Transcribe each line exactly.

## START Available data

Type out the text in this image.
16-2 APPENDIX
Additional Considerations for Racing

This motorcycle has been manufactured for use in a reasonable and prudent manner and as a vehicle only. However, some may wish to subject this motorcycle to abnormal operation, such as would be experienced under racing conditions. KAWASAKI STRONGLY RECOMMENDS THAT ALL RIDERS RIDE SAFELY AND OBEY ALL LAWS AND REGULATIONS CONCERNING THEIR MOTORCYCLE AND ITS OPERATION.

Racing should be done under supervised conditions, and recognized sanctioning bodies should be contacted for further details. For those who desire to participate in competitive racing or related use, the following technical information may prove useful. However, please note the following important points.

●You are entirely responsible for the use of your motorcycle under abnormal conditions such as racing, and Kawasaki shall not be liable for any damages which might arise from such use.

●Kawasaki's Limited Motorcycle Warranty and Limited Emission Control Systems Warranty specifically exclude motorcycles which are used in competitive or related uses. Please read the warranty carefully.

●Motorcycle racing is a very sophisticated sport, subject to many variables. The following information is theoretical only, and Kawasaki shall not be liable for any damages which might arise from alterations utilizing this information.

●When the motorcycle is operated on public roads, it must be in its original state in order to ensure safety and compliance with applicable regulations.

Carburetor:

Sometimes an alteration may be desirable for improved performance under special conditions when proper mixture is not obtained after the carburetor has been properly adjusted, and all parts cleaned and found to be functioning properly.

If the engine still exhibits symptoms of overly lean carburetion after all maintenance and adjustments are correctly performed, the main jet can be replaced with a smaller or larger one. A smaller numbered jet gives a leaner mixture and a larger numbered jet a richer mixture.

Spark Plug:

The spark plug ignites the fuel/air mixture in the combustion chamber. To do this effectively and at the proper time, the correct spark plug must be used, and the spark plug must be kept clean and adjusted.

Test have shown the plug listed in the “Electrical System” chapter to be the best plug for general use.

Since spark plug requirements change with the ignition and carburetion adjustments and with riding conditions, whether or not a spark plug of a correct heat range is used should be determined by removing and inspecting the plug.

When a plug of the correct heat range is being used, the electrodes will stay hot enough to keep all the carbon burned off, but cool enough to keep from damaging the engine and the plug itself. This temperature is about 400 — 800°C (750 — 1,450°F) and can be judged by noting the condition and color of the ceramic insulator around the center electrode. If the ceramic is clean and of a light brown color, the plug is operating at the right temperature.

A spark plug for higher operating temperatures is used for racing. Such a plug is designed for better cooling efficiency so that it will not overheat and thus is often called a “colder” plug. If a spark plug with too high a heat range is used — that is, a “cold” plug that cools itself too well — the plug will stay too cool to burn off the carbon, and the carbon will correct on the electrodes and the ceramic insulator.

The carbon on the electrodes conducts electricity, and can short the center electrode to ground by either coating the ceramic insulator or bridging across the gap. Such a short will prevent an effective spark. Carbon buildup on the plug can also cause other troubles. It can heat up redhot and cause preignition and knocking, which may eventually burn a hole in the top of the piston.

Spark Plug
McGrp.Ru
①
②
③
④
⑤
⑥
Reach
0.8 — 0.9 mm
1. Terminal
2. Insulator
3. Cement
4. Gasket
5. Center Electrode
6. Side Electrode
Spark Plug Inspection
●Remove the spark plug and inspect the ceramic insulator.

## END Available data

### Result of the exercise
Type out the text in this image.
16-2 APPENDIX
Additional Considerations for Racing

This motorcycle has been manufactured for use in a reasonable and prudent manner and as a vehicle only. However, some may wish to subject this motorcycle to abnormal operation, such as would be experienced under racing conditions. KAWASAKI STRONGLY RECOMMENDS THAT ALL RIDERS RIDE SAFELY AND OBEY ALL LAWS AND REGULATIONS CONCERNING THEIR MOTORCYCLE AND ITS OPERATION.

Racing should be done under supervised conditions, and recognized sanctioning bodies should be contacted for further details. For those who desire to participate in competitive racing or related use, the following technical information may prove useful. However, please note the following important points.

●You are entirely responsible for the use of your motorcycle under abnormal conditions such as racing, and Kawasaki shall not be liable for any damages which might arise from such use.

●Kawasaki's Limited Motorcycle Warranty and Limited Emission Control Systems Warranty specifically exclude motorcycles which are used in competitive or related uses. Please read the warranty carefully.

●Motorcycle racing is a very sophisticated sport, subject to many variables. The following information is theoretical only, and Kawasaki shall not be liable for any damages which might arise from alterations utilizing this information.

●When the motorcycle is operated on public roads, it must be in its original state in order to ensure safety and compliance with applicable regulations.

Carburetor:

Sometimes an alteration may be desirable for improved performance under special conditions when proper mixture is not obtained after the carburetor has been properly adjusted, and all parts cleaned and found to be functioning properly.

If the engine still exhibits symptoms of overly lean carburetion after all maintenance and adjustments are correctly performed, the main jet can be replaced with a smaller or larger one. A smaller numbered jet gives a leaner mixture and a larger numbered jet a richer mixture.

Spark Plug:

The spark plug ignites the fuel/air mixture in the combustion chamber. To do this effectively and at the proper time, the correct spark plug must be used, and the spark plug must be kept clean and adjusted.

Test have shown the plug listed in the “Electrical System” chapter to be the best plug for general use.

Since spark plug requirements change with the ignition and carburetion adjustments and with riding conditions, whether or not a spark plug of a correct heat range is used should be determined by removing and inspecting the plug.

When a plug of the correct heat range is being used, the electrodes will stay hot enough to keep all the carbon burned off, but cool enough to keep from damaging the engine and the plug itself. This temperature is about 400 — 800°C (750 — 1,450°F) and can be judged by noting the condition and color of the ceramic insulator around the center electrode. If the ceramic is clean and of a light brown color, the plug is operating at the right temperature.

A spark plug for higher operating temperatures is used for racing. Such a plug is designed for better cooling efficiency so that it will not overheat and thus is often called a “colder” plug. If a spark plug with too high a heat range is used — that is, a “cold” plug that cools itself too well — the plug will stay too cool to burn off the carbon, and the carbon will correct on the electrodes and the ceramic insulator.

The carbon on the electrodes conducts electricity, and can short the center electrode to ground by either coating the ceramic insulator or bridging across the gap. Such a short will prevent an effective spark. Carbon buildup on the plug can also cause other troubles. It can heat up redhot and cause preignition and knocking, which may eventually burn a hole in the top of the piston.

Spark Plug
McGrp.Ru
①
②
③
④
⑤
⑥
Reach
0.8 — 0.9 mm
1. Terminal
2. Insulator
3. Cement
4. Gasket
5. Center Electrode
6. Side Electrode
Spark Plug Inspection
●Remove the spark plug and inspect the ceramic insulator.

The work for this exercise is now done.